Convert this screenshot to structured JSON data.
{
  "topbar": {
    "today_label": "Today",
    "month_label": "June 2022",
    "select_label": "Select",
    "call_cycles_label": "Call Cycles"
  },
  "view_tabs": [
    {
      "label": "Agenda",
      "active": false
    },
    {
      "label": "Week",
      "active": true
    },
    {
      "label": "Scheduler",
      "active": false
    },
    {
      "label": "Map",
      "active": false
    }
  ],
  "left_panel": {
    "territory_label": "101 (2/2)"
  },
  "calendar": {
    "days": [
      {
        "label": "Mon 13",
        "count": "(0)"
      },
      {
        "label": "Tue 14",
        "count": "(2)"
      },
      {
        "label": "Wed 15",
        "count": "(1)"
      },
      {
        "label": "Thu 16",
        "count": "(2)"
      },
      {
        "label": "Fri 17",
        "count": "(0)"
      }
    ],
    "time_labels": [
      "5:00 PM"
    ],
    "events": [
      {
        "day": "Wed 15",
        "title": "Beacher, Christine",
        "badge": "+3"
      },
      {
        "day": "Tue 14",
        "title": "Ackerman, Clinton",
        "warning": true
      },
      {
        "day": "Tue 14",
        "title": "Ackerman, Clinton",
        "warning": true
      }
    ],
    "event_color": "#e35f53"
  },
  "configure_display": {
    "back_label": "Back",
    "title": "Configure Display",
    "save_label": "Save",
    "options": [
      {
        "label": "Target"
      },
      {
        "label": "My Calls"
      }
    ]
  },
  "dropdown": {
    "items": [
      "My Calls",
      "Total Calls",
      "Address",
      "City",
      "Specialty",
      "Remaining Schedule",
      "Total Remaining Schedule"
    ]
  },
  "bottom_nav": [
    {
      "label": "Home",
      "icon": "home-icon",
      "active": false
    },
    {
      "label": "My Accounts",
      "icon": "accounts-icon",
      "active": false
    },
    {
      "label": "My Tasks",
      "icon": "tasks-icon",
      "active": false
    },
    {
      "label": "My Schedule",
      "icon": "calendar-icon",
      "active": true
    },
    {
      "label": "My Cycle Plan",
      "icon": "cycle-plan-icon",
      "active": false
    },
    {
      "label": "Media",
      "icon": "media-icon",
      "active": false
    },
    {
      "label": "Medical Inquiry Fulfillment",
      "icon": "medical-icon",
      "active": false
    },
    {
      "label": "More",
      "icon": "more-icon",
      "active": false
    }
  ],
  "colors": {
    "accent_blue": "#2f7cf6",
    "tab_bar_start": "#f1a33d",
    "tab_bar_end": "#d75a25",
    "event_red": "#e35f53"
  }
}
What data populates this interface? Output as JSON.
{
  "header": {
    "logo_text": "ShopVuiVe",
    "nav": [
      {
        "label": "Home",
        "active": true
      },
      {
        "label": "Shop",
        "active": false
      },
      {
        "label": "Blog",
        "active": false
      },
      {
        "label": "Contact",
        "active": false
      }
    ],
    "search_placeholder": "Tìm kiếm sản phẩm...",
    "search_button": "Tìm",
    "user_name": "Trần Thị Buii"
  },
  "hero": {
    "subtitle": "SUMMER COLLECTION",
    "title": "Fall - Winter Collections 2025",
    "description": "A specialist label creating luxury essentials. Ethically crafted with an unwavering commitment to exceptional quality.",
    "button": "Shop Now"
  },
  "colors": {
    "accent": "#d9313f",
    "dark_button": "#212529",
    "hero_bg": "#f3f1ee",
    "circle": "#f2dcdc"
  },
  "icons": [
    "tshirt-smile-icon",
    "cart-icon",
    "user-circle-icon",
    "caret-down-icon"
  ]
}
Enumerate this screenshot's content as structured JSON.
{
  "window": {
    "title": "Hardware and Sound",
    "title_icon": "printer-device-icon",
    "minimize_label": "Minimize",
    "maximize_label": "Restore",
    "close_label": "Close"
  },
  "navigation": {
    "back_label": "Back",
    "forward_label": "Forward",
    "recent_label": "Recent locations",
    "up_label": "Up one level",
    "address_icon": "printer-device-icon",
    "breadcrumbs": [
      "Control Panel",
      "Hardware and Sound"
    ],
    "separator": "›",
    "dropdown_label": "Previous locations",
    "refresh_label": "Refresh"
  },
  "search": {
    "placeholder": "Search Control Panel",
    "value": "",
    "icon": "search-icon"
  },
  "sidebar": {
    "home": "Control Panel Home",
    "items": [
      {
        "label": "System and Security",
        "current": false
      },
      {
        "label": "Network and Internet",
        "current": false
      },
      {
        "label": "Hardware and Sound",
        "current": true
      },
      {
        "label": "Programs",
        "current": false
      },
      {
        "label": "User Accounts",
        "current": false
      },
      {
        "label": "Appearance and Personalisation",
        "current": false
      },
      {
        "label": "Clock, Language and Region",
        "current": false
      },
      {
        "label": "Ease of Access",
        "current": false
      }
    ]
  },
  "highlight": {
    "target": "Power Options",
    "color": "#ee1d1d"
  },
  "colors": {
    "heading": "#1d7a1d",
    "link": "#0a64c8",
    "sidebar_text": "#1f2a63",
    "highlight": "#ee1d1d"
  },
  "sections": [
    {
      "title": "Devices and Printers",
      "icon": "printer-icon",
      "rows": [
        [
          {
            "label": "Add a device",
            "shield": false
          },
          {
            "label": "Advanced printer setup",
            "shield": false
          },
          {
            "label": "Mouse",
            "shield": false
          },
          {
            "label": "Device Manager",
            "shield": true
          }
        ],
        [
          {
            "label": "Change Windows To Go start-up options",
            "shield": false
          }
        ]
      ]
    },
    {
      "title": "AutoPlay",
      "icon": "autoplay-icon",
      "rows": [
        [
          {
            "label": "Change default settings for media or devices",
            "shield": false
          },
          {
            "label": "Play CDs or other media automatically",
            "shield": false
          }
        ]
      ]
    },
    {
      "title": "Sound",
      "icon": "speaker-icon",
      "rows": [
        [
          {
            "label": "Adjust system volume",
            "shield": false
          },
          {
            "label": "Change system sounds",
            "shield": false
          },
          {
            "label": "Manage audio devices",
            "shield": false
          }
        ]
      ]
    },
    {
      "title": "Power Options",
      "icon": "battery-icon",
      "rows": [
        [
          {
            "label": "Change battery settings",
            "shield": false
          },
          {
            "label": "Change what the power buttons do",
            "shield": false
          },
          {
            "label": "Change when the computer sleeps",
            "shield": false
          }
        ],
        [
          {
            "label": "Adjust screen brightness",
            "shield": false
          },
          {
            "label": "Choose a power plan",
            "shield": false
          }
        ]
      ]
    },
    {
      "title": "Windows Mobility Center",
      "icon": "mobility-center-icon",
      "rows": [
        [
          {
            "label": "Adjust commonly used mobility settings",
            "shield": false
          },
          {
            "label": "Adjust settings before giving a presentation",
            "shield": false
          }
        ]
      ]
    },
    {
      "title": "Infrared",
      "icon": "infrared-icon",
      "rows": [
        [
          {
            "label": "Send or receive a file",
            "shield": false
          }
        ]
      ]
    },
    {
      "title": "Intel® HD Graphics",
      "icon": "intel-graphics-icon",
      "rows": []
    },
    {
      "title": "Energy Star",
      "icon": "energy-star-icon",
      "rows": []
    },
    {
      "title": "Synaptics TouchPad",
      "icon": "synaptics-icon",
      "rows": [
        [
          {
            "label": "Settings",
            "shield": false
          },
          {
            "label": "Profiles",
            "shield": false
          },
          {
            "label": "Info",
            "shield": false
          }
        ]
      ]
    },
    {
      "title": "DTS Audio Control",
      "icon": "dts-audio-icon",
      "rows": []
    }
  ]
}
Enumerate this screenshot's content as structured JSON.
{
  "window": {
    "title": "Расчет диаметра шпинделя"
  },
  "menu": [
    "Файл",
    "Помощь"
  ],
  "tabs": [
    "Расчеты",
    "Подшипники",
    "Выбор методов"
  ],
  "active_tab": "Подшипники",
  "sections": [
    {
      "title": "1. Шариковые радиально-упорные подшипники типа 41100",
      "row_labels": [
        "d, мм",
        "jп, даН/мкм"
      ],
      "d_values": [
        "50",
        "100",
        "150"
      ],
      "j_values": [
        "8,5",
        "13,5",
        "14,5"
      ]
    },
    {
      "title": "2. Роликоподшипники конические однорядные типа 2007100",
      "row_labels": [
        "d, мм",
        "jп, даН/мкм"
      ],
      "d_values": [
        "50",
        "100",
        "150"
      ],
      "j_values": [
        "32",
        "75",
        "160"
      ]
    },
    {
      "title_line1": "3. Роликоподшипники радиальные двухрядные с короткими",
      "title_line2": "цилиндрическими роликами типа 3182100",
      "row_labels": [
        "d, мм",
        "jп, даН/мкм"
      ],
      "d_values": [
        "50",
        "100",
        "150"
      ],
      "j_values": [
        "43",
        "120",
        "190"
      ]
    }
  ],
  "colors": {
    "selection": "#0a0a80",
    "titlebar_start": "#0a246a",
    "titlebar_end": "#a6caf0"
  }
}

-- -- --

From the listing above, collect each line in which the string "Роликоподшипники" appears.

      "title": "2. Роликоподшипники конические однорядные типа 2007100",
      "title_line1": "3. Роликоподшипники радиальные двухрядные с короткими",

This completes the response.